Selected excerpt
Based out of Jacobabad, the KC-130s were the first fixed wing aircraft to fly into FOB Rhino, Kandahar and other locations. As these aircraft fulfilled the majority of TF 58’s intra-theater lift requirements, they transported Marines, equipment and supplies; completed numerous Aerial and Rapid Ground Refueling (AR/RGR) missions; and conducted CASEVAC flights. In total, TF 58 KC-130s flew more than 1400 sorties over 2500 hours, delivering more than 8400 passengers, nine million pounds of cargo, and one million pounds of fuel. Just as impressive, given the tactical environment and the amount of night operations, only three of the aircraft had Aircraft Survivability Equipment (ASE) and none of the cockpits were night vision capable. For this reason, Marine KC-130 cockpit aircrew were unable to employ Night Vision Goggles (NVG’s). The commitment made by the Marines of VMGRs 252 and 352 (nicknamed VMGR 552) was total - they would not let their fellow Marines down. They earned the undying gratitude of the Marines, Sailors and coalition forces operating in southern Afghanistan.

While TF 58 KC-130’s were true workhorses providing support and sustainment to the operation, intra-theater lift was essential to provide the necessary support to the forces ashore. Prior to D-day the TF 58 staff recognized the need for additional intra-theater lift and requested C-17 aircraft. This requirement was initially viewed as a short-term requirement supporting the closure of combat forces; but as the operation progressed the requirement to provide all sustainment via airlift made it readily apparent that additional support and intra-theater lift would be required. Planners programmed two C-17s a day into the ATO to fly sustainment into Rhino and then adjusted the loads depending on daily requirements.

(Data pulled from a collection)
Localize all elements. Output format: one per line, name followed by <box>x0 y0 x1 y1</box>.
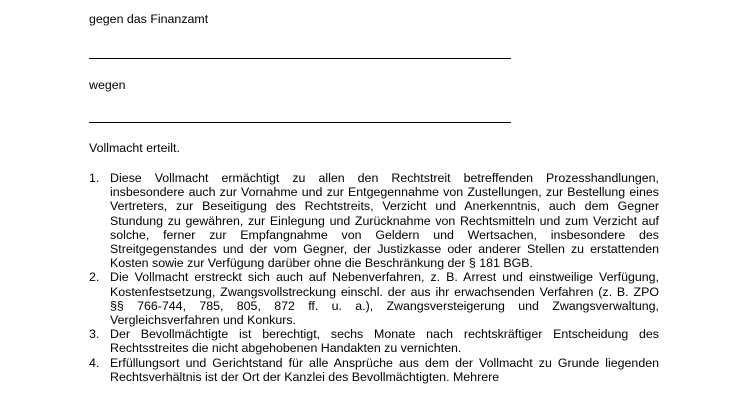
granted-text: Vollmacht erteilt. <box>89 141 180 155</box>
clause-list <box>89 171 659 384</box>
against-blank-line <box>89 58 511 59</box>
clause-number: 4. <box>89 355 100 370</box>
clause-text: Der Bevollmächtigte ist berechtigt, sechs Monate nach rechtskräftiger Entscheidung des Rechtsstreites die nicht abgehobenen Handakten zu vernichten. <box>110 327 659 356</box>
regarding-blank-line <box>89 122 511 123</box>
clause-item <box>89 356 659 384</box>
clause-text: Erfüllungsort und Gerichtstand für alle Ansprüche aus dem der Vollmacht zu Grunde liegenden Rechtsverhältnis ist der Ort der Kanzlei des Bevollmächtigten. Mehrere <box>110 355 659 384</box>
clause-item <box>89 270 659 327</box>
regarding-label: wegen <box>89 78 126 92</box>
clause-number: 1. <box>89 171 100 185</box>
against-label: gegen das Finanzamt <box>89 12 209 26</box>
clause-number: 3. <box>89 327 100 342</box>
clause-text: Die Vollmacht erstreckt sich auch auf Nebenverfahren, z. B. Arrest und einstweilige Verfügung, Kostenfestsetzung, Zwangsvollstreckung einschl. der aus ihr erwachsenden Verfahren (z. B. ZPO §§ 766-744, 785, 805, 872 ff. u. a.), Zwangsversteigerung und Zwangsverwaltung, Vergleichsverfahren und Konkurs. <box>110 270 659 328</box>
clause-number: 2. <box>89 270 100 285</box>
clause-text: Diese Vollmacht ermächtigt zu allen den Rechtstreit betreffenden Prozesshandlungen, insbesondere auch zur Vornahme und zur Entgegennahme von Zustellungen, zur Bestellung eines Vertreters, zur Beseitigung des Rechtstreits, Verzicht und Anerkenntnis, auch dem Gegner Stundung zu gewähren, zur Einlegung und Zurücknahme von Rechtsmitteln und zum Verzicht auf solche, ferner zur Empfangnahme von Geldern und Wertsachen, insbesondere des Streitgegenstandes und der vom Gegner, der Justizkasse oder anderer Stellen zu erstattenden Kosten sowie zur Verfügung darüber ohne die Beschränkung der § 181 BGB. <box>110 171 659 271</box>
clause-item <box>89 327 659 355</box>
clause-item <box>89 171 659 270</box>
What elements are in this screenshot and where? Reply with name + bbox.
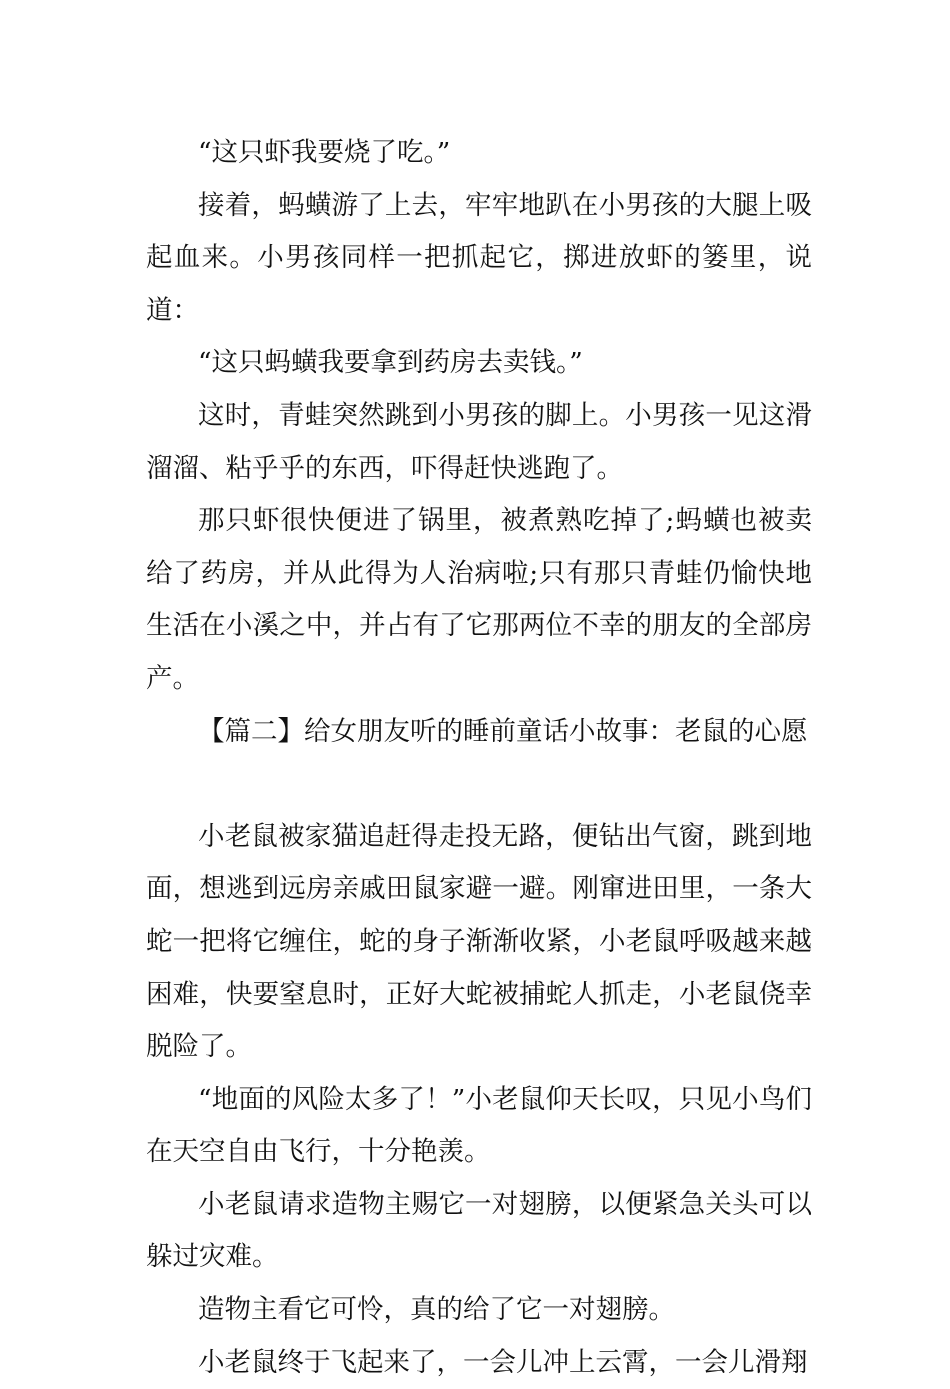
paragraph: 造物主看它可怜，真的给了它一对翅膀。 — [198, 1294, 675, 1326]
paragraph: “这只虾我要烧了吃。” — [198, 137, 451, 168]
paragraph: 那只虾很快便进了锅里，被煮熟吃掉了;蚂蟥也被卖给了药房，并从此得为人治病啦;只有那只青蛙仍愉快地生活在小溪之中，并占有了它那两位不幸的朋友的全部房产。 — [146, 505, 812, 694]
paragraph: “地面的风险太多了！”小老鼠仰天长叹，只见小鸟们在天空自由飞行，十分艳羡。 — [146, 1083, 812, 1168]
paragraph: 接着，蚂蟥游了上去，牢牢地趴在小男孩的大腿上吸起血来。小男孩同样一把抓起它，掷进放虾的篓里，说道： — [146, 189, 812, 326]
paragraph: 小老鼠请求造物主赐它一对翅膀，以便紧急关头可以躲过灾难。 — [146, 1188, 812, 1273]
paragraph: “这只蚂蟥我要拿到药房去卖钱。” — [198, 347, 583, 379]
paragraph: 小老鼠被家猫追赶得走投无路，便钻出气窗，跳到地面，想逃到远房亲戚田鼠家避一避。刚窜进田里，一条大蛇一把将它缠住，蛇的身子渐渐收紧，小老鼠呼吸越来越困难，快要窒息时，正好大蛇被捕蛇人抓走，小老鼠侥幸脱险了。 — [146, 820, 812, 1063]
blank-line — [146, 758, 812, 811]
document-body — [146, 127, 812, 1389]
paragraph: 这时，青蛙突然跳到小男孩的脚上。小男孩一见这滑溜溜、粘乎乎的东西，吓得赶快逃跑了。 — [146, 399, 812, 484]
section-heading: 【篇二】给女朋友听的睡前童话小故事：老鼠的心愿 — [198, 715, 808, 747]
paragraph: 小老鼠终于飞起来了，一会儿冲上云霄，一会儿滑翔 — [198, 1346, 808, 1378]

What the exercise asks
Copy out the passage about the TF 58 KC-130s and airlift above, word for word.

Task solution
Based out of Jacobabad, the KC-130s were the first fixed wing aircraft to fly into FOB Rhino, Kandahar and other locations. As these aircraft fulfilled the majority of TF 58’s intra-theater lift requirements, they transported Marines, equipment and supplies; completed numerous Aerial and Rapid Ground Refueling (AR/RGR) missions; and conducted CASEVAC flights. In total, TF 58 KC-130s flew more than 1400 sorties over 2500 hours, delivering more than 8400 passengers, nine million pounds of cargo, and one million pounds of fuel. Just as impressive, given the tactical environment and the amount of night operations, only three of the aircraft had Aircraft Survivability Equipment (ASE) and none of the cockpits were night vision capable. For this reason, Marine KC-130 cockpit aircrew were unable to employ Night Vision Goggles (NVG’s). The commitment made by the Marines of VMGRs 252 and 352 (nicknamed VMGR 552) was total - they would not let their fellow Marines down. They earned the undying gratitude of the Marines, Sailors and coalition forces operating in southern Afghanistan.

While TF 58 KC-130’s were true workhorses providing support and sustainment to the operation, intra-theater lift was essential to provide the necessary support to the forces ashore. Prior to D-day the TF 58 staff recognized the need for additional intra-theater lift and requested C-17 aircraft. This requirement was initially viewed as a short-term requirement supporting the closure of combat forces; but as the operation progressed the requirement to provide all sustainment via airlift made it readily apparent that additional support and intra-theater lift would be required. Planners programmed two C-17s a day into the ATO to fly sustainment into Rhino and then adjusted the loads depending on daily requirements.